**What is required:** Print all entries precisely as they are written.

—————

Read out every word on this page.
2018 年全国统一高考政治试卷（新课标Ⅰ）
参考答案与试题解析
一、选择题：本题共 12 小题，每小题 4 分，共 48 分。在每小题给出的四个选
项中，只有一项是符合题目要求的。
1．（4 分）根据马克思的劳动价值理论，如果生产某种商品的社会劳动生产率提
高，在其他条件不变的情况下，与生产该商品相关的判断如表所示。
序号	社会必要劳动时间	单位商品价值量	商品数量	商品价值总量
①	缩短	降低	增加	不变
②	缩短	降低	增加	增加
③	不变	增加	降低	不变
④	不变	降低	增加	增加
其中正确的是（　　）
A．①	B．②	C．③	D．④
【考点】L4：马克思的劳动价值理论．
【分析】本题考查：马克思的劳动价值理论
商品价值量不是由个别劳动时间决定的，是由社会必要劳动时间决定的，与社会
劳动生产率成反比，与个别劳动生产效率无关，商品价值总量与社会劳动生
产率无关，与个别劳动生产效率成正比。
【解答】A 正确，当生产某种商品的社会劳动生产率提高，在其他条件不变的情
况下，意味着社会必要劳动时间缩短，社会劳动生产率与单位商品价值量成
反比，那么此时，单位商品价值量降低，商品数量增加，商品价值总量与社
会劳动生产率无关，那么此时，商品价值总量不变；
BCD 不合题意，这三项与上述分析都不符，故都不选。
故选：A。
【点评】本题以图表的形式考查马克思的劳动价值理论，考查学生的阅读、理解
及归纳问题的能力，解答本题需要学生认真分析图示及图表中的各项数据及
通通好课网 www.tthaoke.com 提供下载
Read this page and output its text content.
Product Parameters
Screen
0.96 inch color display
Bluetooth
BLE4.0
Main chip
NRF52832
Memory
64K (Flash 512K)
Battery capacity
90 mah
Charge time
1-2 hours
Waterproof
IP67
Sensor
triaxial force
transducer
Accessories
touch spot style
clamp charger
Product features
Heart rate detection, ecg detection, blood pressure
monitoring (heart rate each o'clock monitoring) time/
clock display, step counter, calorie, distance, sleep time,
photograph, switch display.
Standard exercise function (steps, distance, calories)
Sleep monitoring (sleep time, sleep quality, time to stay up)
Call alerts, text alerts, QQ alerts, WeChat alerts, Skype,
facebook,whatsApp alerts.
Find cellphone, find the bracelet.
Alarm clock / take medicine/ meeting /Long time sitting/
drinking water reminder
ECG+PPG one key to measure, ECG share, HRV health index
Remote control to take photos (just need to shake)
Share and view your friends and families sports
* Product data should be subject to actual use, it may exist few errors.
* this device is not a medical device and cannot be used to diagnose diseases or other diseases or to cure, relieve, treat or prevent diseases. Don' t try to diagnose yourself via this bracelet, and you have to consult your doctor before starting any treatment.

—————

**Result for this exercise:**
Read out every word on this page.
2018 年全国统一高考政治试卷（新课标Ⅰ）
参考答案与试题解析
一、选择题：本题共 12 小题，每小题 4 分，共 48 分。在每小题给出的四个选
项中，只有一项是符合题目要求的。
1．（4 分）根据马克思的劳动价值理论，如果生产某种商品的社会劳动生产率提
高，在其他条件不变的情况下，与生产该商品相关的判断如表所示。
序号	社会必要劳动时间	单位商品价值量	商品数量	商品价值总量
①	缩短	降低	增加	不变
②	缩短	降低	增加	增加
③	不变	增加	降低	不变
④	不变	降低	增加	增加
其中正确的是（　　）
A．①	B．②	C．③	D．④
【考点】L4：马克思的劳动价值理论．
【分析】本题考查：马克思的劳动价值理论
商品价值量不是由个别劳动时间决定的，是由社会必要劳动时间决定的，与社会
劳动生产率成反比，与个别劳动生产效率无关，商品价值总量与社会劳动生
产率无关，与个别劳动生产效率成正比。
【解答】A 正确，当生产某种商品的社会劳动生产率提高，在其他条件不变的情
况下，意味着社会必要劳动时间缩短，社会劳动生产率与单位商品价值量成
反比，那么此时，单位商品价值量降低，商品数量增加，商品价值总量与社
会劳动生产率无关，那么此时，商品价值总量不变；
BCD 不合题意，这三项与上述分析都不符，故都不选。
故选：A。
【点评】本题以图表的形式考查马克思的劳动价值理论，考查学生的阅读、理解
及归纳问题的能力，解答本题需要学生认真分析图示及图表中的各项数据及
通通好课网 www.tthaoke.com 提供下载
Read this page and output its text content.
Product Parameters
Screen
0.96 inch color display
Bluetooth
BLE4.0
Main chip
NRF52832
Memory
64K (Flash 512K)
Battery capacity
90 mah
Charge time
1-2 hours
Waterproof
IP67
Sensor
triaxial force
transducer
Accessories
touch spot style
clamp charger
Product features
Heart rate detection, ecg detection, blood pressure
monitoring (heart rate each o'clock monitoring) time/
clock display, step counter, calorie, distance, sleep time,
photograph, switch display.
Standard exercise function (steps, distance, calories)
Sleep monitoring (sleep time, sleep quality, time to stay up)
Call alerts, text alerts, QQ alerts, WeChat alerts, Skype,
facebook,whatsApp alerts.
Find cellphone, find the bracelet.
Alarm clock / take medicine/ meeting /Long time sitting/
drinking water reminder
ECG+PPG one key to measure, ECG share, HRV health index
Remote control to take photos (just need to shake)
Share and view your friends and families sports
* Product data should be subject to actual use, it may exist few errors.
* this device is not a medical device and cannot be used to diagnose diseases or other diseases or to cure, relieve, treat or prevent diseases. Don' t try to diagnose yourself via this bracelet, and you have to consult your doctor before starting any treatment.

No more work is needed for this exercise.